Problem statement :: Print the entries that appear below, exactly as written and without their pictures.
__________________________________________________
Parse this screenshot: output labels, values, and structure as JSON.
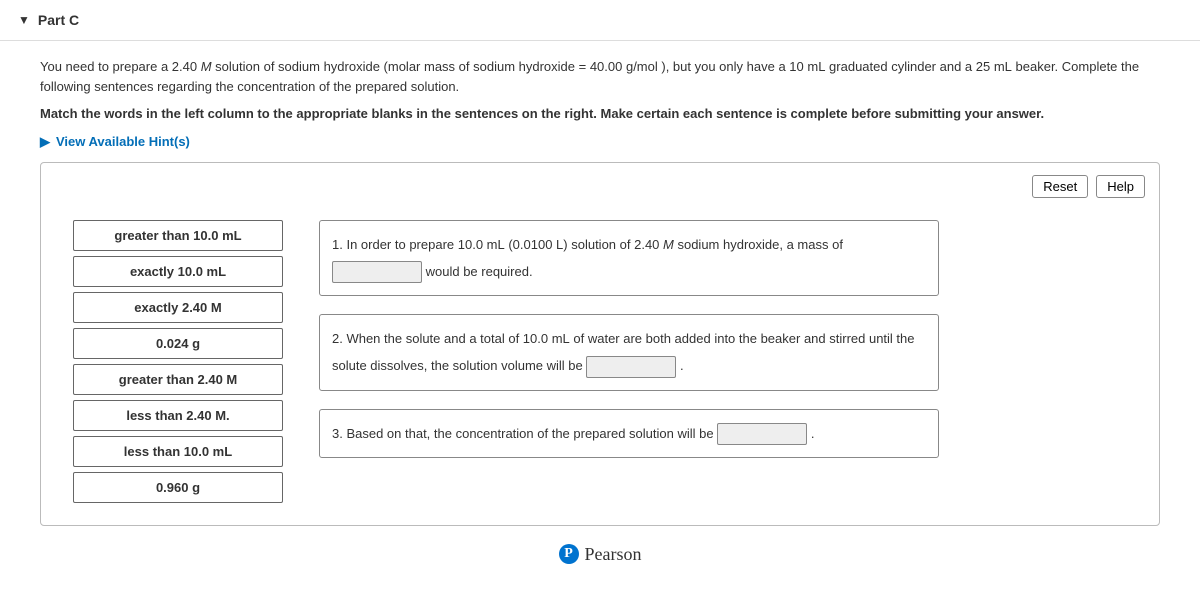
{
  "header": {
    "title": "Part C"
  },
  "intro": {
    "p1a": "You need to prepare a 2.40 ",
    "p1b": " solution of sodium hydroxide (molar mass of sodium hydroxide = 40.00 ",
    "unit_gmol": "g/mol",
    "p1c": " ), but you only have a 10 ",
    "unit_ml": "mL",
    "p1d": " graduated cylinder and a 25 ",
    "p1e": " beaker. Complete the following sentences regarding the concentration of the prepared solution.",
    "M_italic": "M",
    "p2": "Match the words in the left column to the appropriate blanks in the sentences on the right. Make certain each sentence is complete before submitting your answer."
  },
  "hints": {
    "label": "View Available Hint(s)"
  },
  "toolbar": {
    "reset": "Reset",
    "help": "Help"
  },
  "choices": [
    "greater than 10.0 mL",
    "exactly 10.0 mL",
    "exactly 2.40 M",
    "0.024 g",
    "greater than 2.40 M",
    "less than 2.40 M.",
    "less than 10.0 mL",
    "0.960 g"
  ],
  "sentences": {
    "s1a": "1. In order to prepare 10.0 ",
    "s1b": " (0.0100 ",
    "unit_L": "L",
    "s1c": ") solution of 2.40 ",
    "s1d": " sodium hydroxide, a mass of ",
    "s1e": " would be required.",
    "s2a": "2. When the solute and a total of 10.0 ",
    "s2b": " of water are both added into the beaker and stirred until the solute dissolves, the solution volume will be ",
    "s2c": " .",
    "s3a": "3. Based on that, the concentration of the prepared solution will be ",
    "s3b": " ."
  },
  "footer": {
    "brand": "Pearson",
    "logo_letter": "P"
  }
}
__________________________________________________
The response ::
Parse this screenshot: output labels, values, and structure as JSON.
{
  "header": {
    "title": "Part C"
  },
  "intro": {
    "p1a": "You need to prepare a 2.40 ",
    "p1b": " solution of sodium hydroxide (molar mass of sodium hydroxide = 40.00 ",
    "unit_gmol": "g/mol",
    "p1c": " ), but you only have a 10 ",
    "unit_ml": "mL",
    "p1d": " graduated cylinder and a 25 ",
    "p1e": " beaker. Complete the following sentences regarding the concentration of the prepared solution.",
    "M_italic": "M",
    "p2": "Match the words in the left column to the appropriate blanks in the sentences on the right. Make certain each sentence is complete before submitting your answer."
  },
  "hints": {
    "label": "View Available Hint(s)"
  },
  "toolbar": {
    "reset": "Reset",
    "help": "Help"
  },
  "choices": [
    "greater than 10.0 mL",
    "exactly 10.0 mL",
    "exactly 2.40 M",
    "0.024 g",
    "greater than 2.40 M",
    "less than 2.40 M.",
    "less than 10.0 mL",
    "0.960 g"
  ],
  "sentences": {
    "s1a": "1. In order to prepare 10.0 ",
    "s1b": " (0.0100 ",
    "unit_L": "L",
    "s1c": ") solution of 2.40 ",
    "s1d": " sodium hydroxide, a mass of ",
    "s1e": " would be required.",
    "s2a": "2. When the solute and a total of 10.0 ",
    "s2b": " of water are both added into the beaker and stirred until the solute dissolves, the solution volume will be ",
    "s2c": " .",
    "s3a": "3. Based on that, the concentration of the prepared solution will be ",
    "s3b": " ."
  },
  "footer": {
    "brand": "Pearson",
    "logo_letter": "P"
  }
}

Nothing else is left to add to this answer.